>> start

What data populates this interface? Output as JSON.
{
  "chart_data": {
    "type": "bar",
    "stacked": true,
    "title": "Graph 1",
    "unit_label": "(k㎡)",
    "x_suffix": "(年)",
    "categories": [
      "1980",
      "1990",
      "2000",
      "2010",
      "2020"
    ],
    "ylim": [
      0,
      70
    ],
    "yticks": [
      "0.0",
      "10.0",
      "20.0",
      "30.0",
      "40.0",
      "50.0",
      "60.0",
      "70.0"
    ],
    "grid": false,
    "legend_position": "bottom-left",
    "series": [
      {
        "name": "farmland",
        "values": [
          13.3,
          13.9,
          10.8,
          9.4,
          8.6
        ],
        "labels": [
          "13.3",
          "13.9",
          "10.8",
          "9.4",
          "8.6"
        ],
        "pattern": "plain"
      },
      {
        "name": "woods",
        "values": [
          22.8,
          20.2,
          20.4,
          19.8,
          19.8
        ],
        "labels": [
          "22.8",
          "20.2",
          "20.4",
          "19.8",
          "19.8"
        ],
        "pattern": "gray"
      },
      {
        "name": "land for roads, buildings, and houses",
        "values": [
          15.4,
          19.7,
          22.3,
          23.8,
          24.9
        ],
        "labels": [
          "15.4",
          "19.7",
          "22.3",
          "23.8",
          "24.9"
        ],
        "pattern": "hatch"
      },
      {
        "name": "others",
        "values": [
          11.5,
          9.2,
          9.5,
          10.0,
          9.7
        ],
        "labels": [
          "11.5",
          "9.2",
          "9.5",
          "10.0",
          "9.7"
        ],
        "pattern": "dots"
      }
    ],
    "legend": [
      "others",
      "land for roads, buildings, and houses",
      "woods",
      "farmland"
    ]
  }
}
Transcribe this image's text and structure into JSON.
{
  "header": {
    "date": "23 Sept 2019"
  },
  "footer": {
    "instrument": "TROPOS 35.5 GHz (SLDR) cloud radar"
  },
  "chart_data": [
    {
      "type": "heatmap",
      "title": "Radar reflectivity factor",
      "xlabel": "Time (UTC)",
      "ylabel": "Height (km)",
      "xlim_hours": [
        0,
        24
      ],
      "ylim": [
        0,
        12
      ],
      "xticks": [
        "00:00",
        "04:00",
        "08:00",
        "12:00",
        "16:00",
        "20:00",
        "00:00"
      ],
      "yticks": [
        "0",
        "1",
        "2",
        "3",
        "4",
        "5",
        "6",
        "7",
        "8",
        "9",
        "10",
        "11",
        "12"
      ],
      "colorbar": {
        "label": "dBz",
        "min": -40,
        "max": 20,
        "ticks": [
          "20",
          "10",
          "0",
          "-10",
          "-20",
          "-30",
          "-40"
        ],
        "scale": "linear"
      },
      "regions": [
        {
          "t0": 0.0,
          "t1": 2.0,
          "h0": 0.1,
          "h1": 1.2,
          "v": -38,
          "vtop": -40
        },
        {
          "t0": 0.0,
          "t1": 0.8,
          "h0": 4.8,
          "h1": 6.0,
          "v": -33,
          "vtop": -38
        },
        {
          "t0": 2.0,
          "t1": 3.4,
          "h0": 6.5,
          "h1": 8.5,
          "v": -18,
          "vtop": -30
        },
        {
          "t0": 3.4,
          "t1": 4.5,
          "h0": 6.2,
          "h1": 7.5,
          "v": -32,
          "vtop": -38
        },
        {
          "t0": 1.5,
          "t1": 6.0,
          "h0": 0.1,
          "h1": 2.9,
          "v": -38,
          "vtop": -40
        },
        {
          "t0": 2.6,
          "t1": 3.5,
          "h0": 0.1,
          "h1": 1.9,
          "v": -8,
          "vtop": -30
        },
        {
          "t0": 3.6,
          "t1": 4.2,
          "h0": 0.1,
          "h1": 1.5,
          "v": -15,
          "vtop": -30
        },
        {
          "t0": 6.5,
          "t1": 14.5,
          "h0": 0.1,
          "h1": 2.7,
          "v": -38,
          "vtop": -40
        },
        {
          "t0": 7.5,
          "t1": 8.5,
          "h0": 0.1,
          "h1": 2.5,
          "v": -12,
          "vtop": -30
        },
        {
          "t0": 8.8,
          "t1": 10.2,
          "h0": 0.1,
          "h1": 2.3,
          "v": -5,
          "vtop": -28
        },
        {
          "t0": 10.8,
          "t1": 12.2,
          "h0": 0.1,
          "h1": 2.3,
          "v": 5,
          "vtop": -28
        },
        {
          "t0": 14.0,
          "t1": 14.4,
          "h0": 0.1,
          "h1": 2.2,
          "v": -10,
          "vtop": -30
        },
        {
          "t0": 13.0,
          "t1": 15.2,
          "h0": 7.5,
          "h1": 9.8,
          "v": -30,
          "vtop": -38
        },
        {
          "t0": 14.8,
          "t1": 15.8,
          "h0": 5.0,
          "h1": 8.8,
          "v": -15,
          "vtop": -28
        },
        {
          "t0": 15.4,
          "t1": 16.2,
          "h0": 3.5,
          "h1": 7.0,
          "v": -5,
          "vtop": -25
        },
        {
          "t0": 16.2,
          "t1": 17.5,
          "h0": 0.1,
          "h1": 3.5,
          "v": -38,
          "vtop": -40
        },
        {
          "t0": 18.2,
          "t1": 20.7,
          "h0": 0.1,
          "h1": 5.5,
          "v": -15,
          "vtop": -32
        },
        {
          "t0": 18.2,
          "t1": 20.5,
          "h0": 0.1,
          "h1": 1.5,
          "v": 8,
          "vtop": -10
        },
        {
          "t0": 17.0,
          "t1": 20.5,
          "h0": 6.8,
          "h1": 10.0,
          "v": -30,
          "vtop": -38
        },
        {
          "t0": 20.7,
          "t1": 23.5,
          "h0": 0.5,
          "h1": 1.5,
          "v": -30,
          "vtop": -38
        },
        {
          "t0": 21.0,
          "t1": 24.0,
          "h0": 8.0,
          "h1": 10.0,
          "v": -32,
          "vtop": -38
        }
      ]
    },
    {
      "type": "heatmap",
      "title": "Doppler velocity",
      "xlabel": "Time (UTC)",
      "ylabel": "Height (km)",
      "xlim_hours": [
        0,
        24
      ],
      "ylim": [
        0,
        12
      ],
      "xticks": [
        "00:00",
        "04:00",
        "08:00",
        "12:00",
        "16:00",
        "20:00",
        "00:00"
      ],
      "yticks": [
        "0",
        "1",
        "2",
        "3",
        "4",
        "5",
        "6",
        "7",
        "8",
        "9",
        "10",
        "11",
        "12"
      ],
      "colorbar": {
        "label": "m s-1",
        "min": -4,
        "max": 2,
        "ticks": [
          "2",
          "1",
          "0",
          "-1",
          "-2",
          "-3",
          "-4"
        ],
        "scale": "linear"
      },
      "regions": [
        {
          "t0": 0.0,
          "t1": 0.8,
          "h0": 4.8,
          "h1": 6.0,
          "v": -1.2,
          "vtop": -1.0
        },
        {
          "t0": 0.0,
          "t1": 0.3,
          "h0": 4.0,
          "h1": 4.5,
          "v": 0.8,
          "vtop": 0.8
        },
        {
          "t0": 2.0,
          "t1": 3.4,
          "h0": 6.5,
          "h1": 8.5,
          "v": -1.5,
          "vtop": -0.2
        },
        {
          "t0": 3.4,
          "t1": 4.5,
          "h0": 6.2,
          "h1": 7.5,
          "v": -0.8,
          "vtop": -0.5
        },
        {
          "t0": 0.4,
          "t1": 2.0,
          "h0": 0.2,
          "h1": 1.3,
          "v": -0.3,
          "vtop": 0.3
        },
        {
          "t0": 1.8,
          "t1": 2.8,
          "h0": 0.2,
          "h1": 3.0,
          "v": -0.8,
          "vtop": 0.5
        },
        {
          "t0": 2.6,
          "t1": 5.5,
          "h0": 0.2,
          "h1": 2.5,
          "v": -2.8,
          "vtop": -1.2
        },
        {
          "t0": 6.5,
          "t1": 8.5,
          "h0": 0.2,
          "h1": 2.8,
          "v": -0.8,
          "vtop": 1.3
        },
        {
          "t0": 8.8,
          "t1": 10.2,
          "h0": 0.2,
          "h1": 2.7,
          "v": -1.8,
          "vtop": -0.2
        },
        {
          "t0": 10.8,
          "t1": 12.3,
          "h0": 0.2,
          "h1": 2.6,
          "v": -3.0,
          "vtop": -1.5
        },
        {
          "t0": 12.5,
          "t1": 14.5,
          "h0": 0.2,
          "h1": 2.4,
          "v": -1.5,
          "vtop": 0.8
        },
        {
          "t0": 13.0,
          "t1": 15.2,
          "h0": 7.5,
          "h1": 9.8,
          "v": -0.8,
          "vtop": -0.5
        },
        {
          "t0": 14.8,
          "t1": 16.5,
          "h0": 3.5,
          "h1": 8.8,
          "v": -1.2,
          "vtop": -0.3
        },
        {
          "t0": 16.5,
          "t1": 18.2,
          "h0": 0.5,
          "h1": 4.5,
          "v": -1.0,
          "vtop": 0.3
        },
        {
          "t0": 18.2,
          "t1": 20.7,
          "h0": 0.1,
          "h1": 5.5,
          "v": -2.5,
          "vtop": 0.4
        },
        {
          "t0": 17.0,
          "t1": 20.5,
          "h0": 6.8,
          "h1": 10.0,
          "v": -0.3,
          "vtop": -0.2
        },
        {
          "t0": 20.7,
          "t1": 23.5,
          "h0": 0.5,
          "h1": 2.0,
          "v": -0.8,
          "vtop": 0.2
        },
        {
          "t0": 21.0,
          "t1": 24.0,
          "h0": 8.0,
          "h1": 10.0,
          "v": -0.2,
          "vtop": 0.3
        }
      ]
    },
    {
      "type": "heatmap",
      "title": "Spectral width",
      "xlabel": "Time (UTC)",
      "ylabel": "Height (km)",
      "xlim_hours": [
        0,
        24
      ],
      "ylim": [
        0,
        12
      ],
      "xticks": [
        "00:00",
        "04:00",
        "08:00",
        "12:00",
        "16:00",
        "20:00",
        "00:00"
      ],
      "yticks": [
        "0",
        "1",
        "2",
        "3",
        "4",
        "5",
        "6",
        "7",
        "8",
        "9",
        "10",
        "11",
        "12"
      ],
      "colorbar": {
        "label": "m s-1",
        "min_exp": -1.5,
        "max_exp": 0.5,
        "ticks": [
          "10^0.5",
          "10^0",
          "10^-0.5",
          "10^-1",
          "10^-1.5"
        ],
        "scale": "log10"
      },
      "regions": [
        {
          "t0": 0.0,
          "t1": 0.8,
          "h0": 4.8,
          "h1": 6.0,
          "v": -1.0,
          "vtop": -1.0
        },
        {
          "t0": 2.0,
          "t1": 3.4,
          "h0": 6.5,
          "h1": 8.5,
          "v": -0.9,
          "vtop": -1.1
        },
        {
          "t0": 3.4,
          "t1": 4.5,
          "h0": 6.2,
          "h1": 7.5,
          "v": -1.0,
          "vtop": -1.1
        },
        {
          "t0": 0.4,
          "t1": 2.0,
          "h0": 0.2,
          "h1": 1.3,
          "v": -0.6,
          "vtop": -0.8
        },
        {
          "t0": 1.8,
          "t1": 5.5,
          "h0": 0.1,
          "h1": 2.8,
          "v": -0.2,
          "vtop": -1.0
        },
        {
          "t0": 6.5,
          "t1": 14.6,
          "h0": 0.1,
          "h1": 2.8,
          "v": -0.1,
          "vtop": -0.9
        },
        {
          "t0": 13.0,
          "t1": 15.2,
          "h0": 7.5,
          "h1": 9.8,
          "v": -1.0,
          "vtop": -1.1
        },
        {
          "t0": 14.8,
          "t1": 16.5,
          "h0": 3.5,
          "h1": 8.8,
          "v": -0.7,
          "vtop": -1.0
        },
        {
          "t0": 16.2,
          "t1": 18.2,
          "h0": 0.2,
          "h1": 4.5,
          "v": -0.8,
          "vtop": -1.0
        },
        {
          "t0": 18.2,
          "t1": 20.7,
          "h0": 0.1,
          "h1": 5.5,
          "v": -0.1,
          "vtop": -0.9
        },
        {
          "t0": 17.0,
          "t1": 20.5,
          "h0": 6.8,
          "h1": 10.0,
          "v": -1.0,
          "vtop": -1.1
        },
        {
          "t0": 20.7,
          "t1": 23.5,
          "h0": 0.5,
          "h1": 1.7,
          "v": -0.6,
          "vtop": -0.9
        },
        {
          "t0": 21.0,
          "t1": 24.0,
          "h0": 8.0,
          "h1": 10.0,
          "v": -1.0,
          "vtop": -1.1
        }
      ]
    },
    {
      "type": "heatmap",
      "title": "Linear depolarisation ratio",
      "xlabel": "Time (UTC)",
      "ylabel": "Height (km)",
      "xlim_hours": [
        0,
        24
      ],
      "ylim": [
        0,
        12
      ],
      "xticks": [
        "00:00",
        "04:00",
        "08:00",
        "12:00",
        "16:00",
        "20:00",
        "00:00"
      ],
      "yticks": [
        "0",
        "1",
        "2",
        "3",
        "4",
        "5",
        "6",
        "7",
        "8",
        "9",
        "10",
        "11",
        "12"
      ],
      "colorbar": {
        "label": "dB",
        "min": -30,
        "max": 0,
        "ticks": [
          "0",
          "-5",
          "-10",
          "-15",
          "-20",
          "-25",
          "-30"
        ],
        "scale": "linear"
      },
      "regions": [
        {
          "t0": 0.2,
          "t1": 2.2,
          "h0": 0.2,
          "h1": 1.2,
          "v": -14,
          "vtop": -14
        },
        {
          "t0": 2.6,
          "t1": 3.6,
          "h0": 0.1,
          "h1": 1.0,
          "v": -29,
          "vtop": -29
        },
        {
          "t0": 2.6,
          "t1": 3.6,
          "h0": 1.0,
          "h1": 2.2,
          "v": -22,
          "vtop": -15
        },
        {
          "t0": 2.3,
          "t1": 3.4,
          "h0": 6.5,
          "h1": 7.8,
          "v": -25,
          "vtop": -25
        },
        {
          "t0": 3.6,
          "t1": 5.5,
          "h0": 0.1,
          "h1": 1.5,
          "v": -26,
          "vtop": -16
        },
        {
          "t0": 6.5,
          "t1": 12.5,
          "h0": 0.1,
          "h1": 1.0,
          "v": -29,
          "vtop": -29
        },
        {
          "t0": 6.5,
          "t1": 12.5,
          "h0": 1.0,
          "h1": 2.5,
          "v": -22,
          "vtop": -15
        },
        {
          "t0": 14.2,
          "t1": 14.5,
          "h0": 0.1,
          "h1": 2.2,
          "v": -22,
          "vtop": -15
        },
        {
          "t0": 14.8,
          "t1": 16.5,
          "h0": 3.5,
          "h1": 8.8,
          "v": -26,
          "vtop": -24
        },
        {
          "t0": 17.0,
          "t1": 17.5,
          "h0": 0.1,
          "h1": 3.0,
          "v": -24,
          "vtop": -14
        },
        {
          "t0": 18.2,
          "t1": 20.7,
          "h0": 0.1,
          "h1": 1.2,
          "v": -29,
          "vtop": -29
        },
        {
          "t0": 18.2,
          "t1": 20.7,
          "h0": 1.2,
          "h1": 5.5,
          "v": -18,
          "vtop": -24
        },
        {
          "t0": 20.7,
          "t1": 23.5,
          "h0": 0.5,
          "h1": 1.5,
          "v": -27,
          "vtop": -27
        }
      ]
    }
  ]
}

>> end

Search the preceding listing for the word "title" and pull out every line that holds it.

◆ **Output of the exercise**
    "title": "Graph 1",
      "title": "Radar reflectivity factor",
      "title": "Doppler velocity",
      "title": "Spectral width",
      "title": "Linear depolarisation ratio",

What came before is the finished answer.